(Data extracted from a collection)
start
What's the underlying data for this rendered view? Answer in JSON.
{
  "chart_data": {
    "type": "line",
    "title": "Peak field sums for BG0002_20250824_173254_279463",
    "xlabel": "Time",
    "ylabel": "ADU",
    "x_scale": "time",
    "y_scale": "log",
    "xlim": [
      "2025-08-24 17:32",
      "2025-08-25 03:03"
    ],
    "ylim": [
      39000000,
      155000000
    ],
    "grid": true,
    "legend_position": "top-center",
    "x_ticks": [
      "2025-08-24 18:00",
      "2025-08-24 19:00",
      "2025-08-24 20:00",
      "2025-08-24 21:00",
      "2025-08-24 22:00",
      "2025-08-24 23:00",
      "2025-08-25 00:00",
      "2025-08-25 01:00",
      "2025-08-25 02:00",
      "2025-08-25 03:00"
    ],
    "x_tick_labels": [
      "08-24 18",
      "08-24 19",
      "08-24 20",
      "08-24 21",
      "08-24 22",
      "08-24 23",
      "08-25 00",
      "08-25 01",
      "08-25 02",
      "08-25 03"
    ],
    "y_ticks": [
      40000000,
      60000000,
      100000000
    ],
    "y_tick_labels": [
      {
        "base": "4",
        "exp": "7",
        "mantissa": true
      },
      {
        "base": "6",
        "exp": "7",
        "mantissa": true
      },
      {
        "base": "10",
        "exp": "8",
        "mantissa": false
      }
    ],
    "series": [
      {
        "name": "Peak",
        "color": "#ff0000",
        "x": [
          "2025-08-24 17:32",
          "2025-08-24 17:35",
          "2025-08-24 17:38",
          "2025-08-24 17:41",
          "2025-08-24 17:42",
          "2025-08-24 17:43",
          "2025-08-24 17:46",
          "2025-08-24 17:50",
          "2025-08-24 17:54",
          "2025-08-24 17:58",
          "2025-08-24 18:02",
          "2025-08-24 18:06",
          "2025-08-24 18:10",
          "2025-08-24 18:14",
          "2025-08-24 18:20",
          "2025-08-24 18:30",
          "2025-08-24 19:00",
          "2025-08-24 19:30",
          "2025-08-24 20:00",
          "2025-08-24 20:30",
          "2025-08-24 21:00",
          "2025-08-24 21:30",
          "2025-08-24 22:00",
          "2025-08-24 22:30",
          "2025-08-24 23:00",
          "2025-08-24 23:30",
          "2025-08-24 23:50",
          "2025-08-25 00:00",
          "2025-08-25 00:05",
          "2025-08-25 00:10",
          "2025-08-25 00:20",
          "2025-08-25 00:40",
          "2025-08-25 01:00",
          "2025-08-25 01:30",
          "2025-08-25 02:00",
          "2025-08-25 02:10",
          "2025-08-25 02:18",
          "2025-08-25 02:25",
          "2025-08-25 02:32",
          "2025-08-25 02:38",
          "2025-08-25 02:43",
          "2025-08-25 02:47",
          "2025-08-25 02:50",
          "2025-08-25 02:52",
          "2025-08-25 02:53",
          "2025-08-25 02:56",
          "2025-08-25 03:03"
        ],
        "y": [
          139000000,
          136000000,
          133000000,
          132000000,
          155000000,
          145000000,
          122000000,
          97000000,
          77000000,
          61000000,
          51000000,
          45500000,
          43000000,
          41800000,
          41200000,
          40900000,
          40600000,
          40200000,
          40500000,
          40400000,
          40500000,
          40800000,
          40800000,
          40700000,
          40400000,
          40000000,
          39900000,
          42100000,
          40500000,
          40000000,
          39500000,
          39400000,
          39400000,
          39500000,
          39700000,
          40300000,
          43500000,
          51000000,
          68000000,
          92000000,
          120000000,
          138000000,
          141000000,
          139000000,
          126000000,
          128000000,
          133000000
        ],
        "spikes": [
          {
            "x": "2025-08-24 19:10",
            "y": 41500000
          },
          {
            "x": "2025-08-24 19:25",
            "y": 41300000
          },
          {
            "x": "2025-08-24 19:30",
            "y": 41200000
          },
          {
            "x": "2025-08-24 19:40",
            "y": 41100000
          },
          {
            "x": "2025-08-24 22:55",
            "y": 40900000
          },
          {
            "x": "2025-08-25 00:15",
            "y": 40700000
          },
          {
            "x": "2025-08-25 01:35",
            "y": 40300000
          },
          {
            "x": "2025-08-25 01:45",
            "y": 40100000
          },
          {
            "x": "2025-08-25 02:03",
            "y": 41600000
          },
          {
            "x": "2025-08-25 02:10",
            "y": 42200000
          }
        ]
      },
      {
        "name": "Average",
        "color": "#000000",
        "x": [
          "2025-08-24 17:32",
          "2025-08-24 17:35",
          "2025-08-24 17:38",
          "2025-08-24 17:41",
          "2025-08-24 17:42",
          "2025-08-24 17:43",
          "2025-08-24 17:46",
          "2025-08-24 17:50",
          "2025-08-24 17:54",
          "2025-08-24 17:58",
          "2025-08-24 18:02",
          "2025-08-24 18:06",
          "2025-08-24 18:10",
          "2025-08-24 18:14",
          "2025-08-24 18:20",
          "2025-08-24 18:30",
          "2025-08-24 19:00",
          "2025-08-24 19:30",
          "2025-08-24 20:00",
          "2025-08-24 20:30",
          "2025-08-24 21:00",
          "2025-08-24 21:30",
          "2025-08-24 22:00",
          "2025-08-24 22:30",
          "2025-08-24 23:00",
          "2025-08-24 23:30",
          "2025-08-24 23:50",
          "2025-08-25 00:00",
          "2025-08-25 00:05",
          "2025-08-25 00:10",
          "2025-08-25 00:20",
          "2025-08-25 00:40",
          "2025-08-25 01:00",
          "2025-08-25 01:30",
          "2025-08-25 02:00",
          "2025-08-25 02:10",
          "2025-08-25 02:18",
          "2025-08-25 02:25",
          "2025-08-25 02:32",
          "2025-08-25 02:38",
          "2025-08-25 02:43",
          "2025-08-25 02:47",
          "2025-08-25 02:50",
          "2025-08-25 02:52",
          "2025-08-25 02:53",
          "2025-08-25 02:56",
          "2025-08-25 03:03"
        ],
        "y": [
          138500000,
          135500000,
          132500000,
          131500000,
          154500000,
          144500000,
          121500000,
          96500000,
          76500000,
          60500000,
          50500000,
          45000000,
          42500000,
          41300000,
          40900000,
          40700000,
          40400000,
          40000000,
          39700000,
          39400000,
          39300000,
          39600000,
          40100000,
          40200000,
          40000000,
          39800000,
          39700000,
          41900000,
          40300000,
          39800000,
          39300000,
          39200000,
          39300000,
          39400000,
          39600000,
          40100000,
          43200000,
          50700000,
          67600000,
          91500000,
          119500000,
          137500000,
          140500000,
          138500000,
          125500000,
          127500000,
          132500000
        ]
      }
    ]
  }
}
end
● **Written instruction**:
How many lines in these records hold the string "Peak"? Reply with the number alone.

● **Task result**:
2